Raw data:

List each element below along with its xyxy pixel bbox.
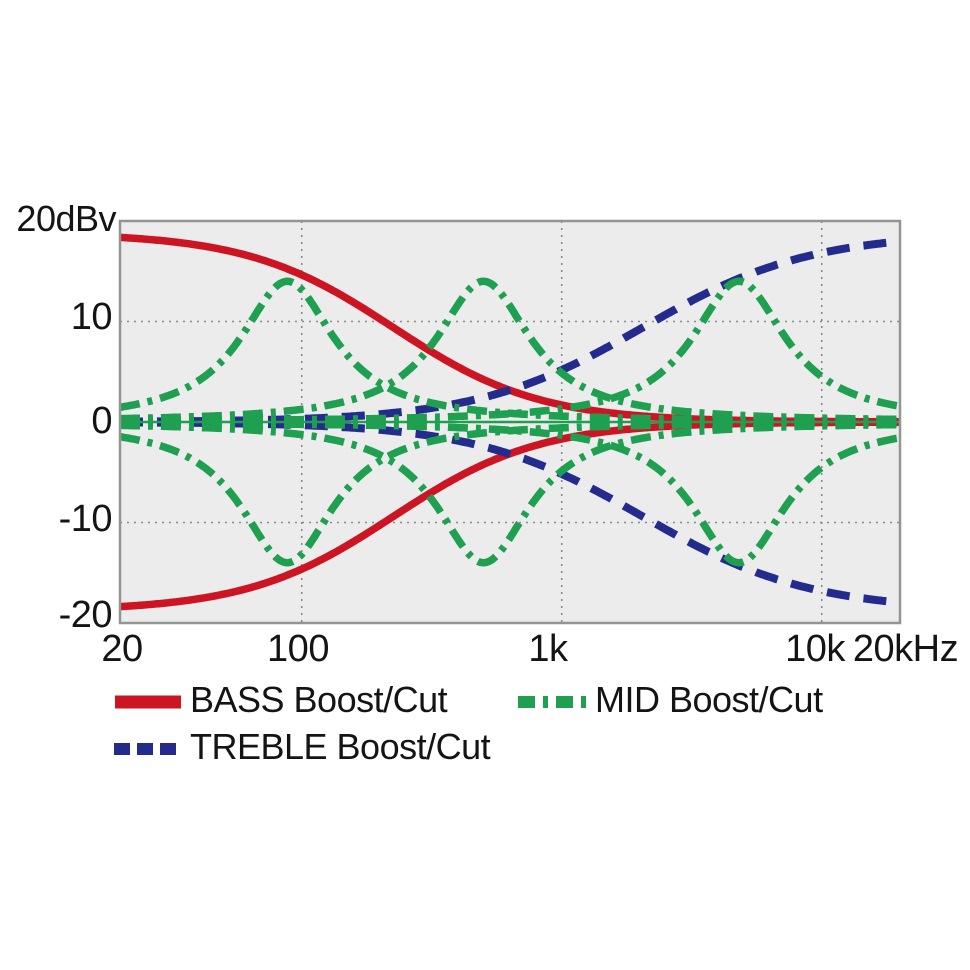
curve-mid-max-boost-4-8khz — [121, 277, 899, 425]
bass-legend-swatch-icon — [115, 695, 181, 709]
y-tick-10: 10 — [70, 296, 113, 338]
x-tick-100: 100 — [267, 628, 329, 670]
x-tick-20kHz: 20kHz — [852, 628, 959, 670]
series-curves — [121, 233, 899, 611]
y-tick-minus10: -10 — [58, 498, 113, 540]
legend-label-mid: MID Boost/Cut — [595, 679, 823, 720]
y-axis-top-label: 20dBv — [16, 198, 116, 239]
y-tick-minus20: -20 — [58, 594, 113, 636]
x-tick-1k: 1k — [528, 628, 568, 670]
curve-mid-max-cut-500hz — [121, 420, 899, 567]
legend-label-bass: BASS Boost/Cut — [190, 679, 448, 720]
curve-mid-max-cut-4-8khz — [121, 419, 899, 567]
legend-label-treble: TREBLE Boost/Cut — [190, 726, 491, 767]
y-tick-0: 0 — [91, 400, 112, 442]
mid-legend-swatch-icon — [518, 696, 590, 708]
x-tick-20: 20 — [101, 628, 143, 670]
plot-border — [118, 219, 902, 625]
curve-mid-max-boost-500hz — [121, 277, 899, 424]
x-tick-10k: 10k — [785, 628, 845, 670]
treble-legend-swatch-icon — [114, 743, 182, 755]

Given exercise: Convert the entry above into a Markdown table with the columns Row and Line. Put each line in its own row with a sequential number, and skip blank lines and the picture.

Response below:
| Row | Line |
|---|---|
| 1 | List each element below along with its xyxy pixel bbox. |
| 2 | curve-mid-max-boost-4-8khz — [121, 277, 899, 425] |
| 3 | bass-legend-swatch-icon — [115, 695, 181, 709] |
| 4 | y-tick-10: 10 — [70, 296, 113, 338] |
| 5 | x-tick-100: 100 — [267, 628, 329, 670] |
| 6 | x-tick-20kHz: 20kHz — [852, 628, 959, 670] |
| 7 | series-curves — [121, 233, 899, 611] |
| 8 | y-tick-minus10: -10 — [58, 498, 113, 540] |
| 9 | legend-label-mid: MID Boost/Cut — [595, 679, 823, 720] |
| 10 | y-axis-top-label: 20dBv — [16, 198, 116, 239] |
| 11 | y-tick-minus20: -20 — [58, 594, 113, 636] |
| 12 | x-tick-1k: 1k — [528, 628, 568, 670] |
| 13 | curve-mid-max-cut-500hz — [121, 420, 899, 567] |
| 14 | legend-label-bass: BASS Boost/Cut — [190, 679, 448, 720] |
| 15 | curve-mid-max-cut-4-8khz — [121, 419, 899, 567] |
| 16 | legend-label-treble: TREBLE Boost/Cut — [190, 726, 491, 767] |
| 17 | y-tick-0: 0 — [91, 400, 112, 442] |
| 18 | mid-legend-swatch-icon — [518, 696, 590, 708] |
| 19 | x-tick-20: 20 — [101, 628, 143, 670] |
| 20 | plot-border — [118, 219, 902, 625] |
| 21 | curve-mid-max-boost-500hz — [121, 277, 899, 424] |
| 22 | x-tick-10k: 10k — [785, 628, 845, 670] |
| 23 | treble-legend-swatch-icon — [114, 743, 182, 755] |